> **ENTRIES**:

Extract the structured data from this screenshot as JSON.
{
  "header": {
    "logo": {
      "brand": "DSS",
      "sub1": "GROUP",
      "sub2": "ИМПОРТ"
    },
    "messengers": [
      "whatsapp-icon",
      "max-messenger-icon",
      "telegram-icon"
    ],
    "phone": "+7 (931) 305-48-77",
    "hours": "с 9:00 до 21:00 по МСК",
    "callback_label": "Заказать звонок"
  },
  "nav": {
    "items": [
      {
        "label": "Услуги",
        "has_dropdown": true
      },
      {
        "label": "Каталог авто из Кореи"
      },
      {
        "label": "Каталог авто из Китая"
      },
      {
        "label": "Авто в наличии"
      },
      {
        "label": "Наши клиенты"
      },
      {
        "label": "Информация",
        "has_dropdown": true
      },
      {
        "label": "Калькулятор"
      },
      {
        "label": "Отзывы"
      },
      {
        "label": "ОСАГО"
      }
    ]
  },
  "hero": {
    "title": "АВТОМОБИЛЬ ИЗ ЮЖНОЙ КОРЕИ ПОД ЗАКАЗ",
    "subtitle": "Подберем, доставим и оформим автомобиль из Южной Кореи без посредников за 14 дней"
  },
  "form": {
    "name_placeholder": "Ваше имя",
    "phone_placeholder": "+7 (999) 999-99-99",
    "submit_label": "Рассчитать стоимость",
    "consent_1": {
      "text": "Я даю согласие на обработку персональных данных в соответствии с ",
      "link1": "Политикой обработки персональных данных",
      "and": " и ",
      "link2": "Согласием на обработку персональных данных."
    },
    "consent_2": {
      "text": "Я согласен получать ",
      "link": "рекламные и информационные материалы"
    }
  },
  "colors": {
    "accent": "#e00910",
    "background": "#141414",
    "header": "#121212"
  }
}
--
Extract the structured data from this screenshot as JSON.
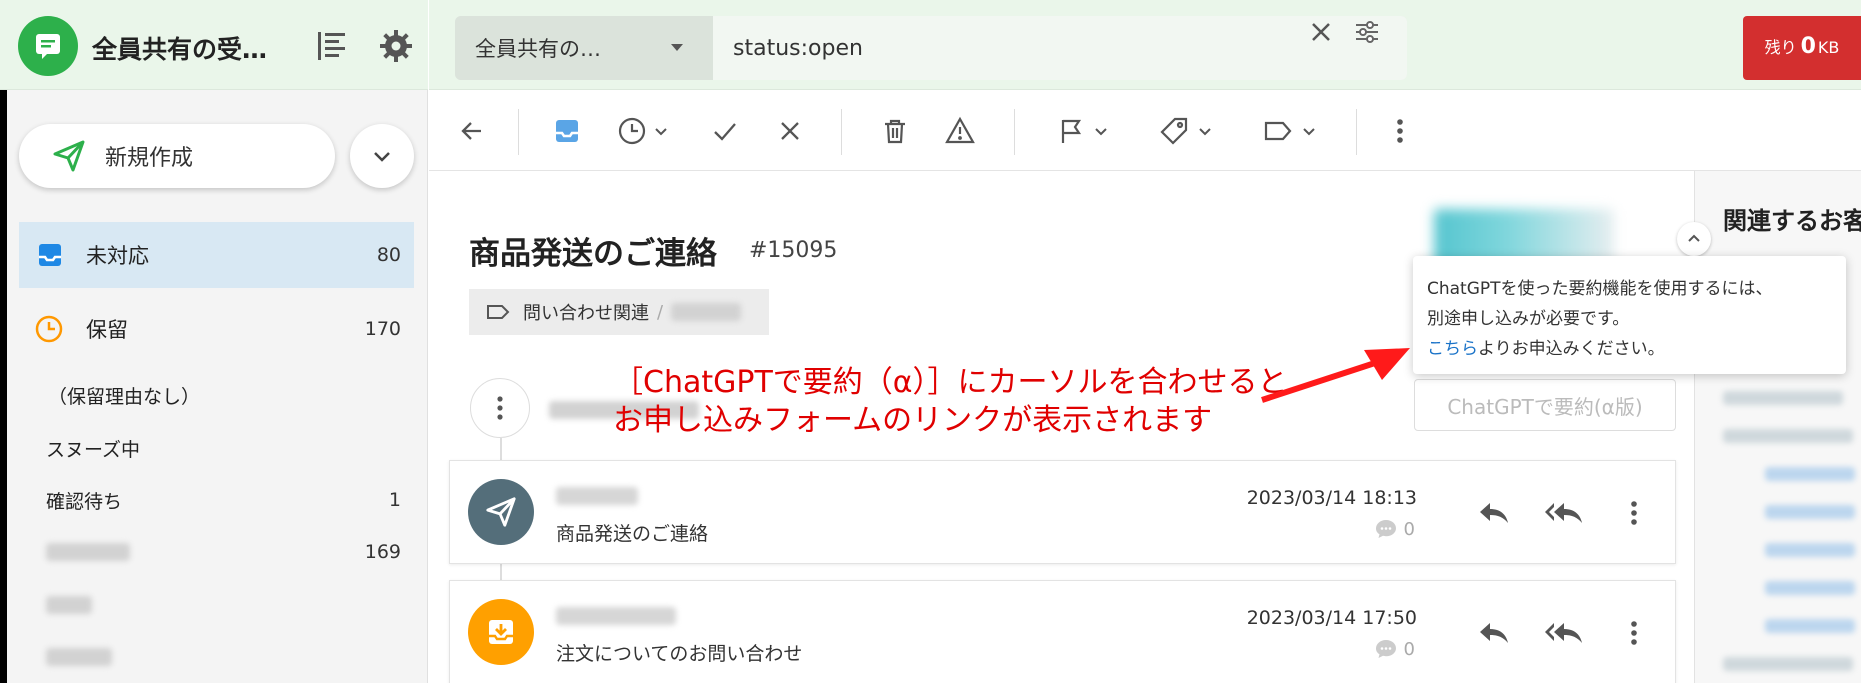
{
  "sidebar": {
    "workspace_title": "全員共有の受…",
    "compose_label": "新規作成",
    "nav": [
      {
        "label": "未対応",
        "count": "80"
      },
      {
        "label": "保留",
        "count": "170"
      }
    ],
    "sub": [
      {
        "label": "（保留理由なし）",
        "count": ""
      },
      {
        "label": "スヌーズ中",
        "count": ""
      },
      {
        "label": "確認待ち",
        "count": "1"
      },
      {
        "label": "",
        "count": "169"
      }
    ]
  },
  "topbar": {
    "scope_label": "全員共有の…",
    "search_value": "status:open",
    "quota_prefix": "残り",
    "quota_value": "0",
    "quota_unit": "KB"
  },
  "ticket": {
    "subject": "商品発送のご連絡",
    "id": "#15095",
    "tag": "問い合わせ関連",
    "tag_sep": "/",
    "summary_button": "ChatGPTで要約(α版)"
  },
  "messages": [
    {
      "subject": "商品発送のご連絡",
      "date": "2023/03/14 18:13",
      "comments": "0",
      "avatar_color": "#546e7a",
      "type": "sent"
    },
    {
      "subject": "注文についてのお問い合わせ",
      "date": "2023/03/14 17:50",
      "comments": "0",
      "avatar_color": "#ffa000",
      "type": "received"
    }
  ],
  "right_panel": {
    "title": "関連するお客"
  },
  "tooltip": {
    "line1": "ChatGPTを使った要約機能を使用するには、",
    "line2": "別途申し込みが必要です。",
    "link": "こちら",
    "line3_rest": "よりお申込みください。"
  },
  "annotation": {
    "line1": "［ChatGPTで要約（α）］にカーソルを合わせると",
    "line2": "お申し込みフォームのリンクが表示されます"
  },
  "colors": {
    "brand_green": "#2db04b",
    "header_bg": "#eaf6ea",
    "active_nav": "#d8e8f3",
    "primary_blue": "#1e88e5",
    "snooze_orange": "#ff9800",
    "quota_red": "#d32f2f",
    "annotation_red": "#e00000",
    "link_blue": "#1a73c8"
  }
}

> **GOAL**: Select from the material above each line in which the string "text" appears, and list those lines.

> **RESPONSE FOR THIS EXERCISE**:
      "text": "Я даю согласие на обработку персональных данных в соответствии с ",
      "text": "Я согласен получать ",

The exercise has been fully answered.